#### Records provided:
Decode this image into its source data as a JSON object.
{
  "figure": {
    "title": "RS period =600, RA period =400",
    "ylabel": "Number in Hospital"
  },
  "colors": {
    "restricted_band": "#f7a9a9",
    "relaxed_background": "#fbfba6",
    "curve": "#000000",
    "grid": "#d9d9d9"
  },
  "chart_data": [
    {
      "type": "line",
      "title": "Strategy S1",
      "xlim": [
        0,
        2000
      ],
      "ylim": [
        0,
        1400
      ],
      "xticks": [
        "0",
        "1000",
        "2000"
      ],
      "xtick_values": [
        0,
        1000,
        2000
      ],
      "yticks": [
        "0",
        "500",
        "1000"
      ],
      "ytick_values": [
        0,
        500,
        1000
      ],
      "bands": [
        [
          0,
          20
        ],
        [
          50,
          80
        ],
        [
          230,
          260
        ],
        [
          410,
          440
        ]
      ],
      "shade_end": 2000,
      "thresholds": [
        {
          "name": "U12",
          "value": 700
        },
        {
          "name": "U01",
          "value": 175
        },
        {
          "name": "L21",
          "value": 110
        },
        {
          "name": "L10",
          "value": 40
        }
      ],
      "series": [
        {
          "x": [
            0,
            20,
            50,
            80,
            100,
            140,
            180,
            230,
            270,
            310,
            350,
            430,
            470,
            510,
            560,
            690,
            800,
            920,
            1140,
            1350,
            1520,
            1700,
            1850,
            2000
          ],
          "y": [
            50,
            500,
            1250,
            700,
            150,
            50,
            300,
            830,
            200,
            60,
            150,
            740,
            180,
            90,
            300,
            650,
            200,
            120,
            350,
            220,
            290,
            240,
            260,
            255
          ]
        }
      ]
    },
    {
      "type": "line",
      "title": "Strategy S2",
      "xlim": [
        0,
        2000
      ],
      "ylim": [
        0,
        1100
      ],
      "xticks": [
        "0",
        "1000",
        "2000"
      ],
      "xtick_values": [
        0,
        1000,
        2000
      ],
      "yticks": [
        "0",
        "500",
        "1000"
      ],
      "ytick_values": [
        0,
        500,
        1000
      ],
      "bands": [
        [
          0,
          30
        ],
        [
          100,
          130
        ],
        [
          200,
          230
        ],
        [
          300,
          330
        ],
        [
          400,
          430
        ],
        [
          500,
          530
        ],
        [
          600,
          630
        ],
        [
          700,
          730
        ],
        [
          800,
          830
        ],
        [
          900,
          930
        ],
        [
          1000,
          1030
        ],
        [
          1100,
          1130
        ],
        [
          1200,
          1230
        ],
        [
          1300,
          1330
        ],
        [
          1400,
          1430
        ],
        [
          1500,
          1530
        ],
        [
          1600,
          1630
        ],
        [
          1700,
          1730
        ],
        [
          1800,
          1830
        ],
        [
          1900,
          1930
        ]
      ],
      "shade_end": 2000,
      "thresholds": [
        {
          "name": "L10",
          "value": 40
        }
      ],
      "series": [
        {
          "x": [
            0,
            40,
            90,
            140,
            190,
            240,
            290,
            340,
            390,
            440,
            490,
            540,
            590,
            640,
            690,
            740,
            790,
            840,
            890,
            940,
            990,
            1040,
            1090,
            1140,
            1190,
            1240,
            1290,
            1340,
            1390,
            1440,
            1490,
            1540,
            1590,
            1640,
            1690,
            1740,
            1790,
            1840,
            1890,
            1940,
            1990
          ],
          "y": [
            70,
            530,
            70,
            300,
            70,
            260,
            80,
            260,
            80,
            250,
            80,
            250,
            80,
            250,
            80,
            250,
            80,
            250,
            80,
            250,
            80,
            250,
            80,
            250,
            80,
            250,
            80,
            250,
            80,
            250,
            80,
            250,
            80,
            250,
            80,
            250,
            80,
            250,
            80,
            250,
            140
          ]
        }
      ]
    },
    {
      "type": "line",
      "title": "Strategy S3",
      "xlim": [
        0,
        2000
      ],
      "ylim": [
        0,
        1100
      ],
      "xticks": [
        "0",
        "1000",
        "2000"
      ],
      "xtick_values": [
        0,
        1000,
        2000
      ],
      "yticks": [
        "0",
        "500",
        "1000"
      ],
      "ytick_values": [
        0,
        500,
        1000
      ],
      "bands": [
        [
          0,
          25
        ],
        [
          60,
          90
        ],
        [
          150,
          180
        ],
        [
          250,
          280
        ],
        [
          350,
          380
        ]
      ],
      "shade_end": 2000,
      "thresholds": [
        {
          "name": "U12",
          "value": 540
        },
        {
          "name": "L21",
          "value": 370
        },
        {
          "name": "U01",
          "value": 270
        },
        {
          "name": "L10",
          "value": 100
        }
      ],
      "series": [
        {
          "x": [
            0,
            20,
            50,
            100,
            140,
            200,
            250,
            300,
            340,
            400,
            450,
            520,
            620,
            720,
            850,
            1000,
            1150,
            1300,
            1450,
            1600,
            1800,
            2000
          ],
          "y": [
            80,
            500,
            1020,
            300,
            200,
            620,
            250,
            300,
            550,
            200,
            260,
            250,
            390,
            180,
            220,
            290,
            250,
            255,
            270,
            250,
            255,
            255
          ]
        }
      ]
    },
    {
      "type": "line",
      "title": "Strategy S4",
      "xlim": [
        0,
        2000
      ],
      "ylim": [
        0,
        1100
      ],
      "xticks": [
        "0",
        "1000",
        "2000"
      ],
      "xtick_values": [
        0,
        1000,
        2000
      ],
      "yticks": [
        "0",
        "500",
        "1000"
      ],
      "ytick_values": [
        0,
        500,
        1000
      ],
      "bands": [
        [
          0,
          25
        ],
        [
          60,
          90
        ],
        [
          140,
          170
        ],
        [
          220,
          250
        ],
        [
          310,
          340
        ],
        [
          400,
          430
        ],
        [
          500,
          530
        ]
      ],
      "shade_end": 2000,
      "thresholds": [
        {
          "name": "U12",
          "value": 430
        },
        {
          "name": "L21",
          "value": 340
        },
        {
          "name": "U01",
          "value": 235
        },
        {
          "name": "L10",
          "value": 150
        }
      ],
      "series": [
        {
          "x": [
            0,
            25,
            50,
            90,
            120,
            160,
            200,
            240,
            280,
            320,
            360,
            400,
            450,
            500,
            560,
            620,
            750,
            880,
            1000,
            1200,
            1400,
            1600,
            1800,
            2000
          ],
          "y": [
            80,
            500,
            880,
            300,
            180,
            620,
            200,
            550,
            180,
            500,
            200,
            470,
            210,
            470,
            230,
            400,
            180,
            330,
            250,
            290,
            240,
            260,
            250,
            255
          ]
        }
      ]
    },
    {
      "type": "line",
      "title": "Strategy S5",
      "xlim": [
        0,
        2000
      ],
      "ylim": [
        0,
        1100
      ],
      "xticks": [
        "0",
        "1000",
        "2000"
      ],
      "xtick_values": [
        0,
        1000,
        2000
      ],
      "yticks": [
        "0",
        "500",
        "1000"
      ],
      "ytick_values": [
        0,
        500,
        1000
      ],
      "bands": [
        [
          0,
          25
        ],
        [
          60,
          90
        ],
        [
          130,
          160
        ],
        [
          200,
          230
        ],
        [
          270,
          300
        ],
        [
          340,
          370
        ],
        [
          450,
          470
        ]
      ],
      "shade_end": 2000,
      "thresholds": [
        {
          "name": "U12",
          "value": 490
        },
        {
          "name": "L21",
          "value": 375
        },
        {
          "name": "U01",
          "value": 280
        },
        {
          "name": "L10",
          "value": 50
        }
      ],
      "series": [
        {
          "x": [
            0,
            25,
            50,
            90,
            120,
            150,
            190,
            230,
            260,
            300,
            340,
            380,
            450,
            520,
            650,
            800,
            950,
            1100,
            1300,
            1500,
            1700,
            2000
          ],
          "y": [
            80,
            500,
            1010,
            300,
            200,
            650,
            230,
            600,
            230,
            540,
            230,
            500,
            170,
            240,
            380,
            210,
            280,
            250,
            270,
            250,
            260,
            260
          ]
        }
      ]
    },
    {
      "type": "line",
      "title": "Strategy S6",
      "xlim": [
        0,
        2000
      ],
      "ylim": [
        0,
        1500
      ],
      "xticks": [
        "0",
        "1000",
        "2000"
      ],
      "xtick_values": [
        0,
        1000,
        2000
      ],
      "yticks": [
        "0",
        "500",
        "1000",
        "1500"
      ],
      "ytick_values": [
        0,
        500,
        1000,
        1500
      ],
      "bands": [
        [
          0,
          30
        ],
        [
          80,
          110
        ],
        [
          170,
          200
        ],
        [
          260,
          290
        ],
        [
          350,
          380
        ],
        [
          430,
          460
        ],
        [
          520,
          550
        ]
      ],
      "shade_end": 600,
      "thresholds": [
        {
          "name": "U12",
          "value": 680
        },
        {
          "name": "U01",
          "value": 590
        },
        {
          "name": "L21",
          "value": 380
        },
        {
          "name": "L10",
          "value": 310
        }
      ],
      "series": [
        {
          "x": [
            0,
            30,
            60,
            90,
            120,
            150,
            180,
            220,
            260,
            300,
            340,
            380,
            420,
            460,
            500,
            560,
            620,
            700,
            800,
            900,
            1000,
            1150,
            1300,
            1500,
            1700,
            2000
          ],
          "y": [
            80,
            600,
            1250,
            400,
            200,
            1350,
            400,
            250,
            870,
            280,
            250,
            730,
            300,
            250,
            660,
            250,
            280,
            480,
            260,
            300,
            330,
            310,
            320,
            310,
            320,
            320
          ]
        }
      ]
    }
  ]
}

#### Task goal:
Where a line holds the string "title", copy that line.

#### The response:
    "title": "RS period =600, RA period =400",
      "title": "Strategy S1",
      "title": "Strategy S2",
      "title": "Strategy S3",
      "title": "Strategy S4",
      "title": "Strategy S5",
      "title": "Strategy S6",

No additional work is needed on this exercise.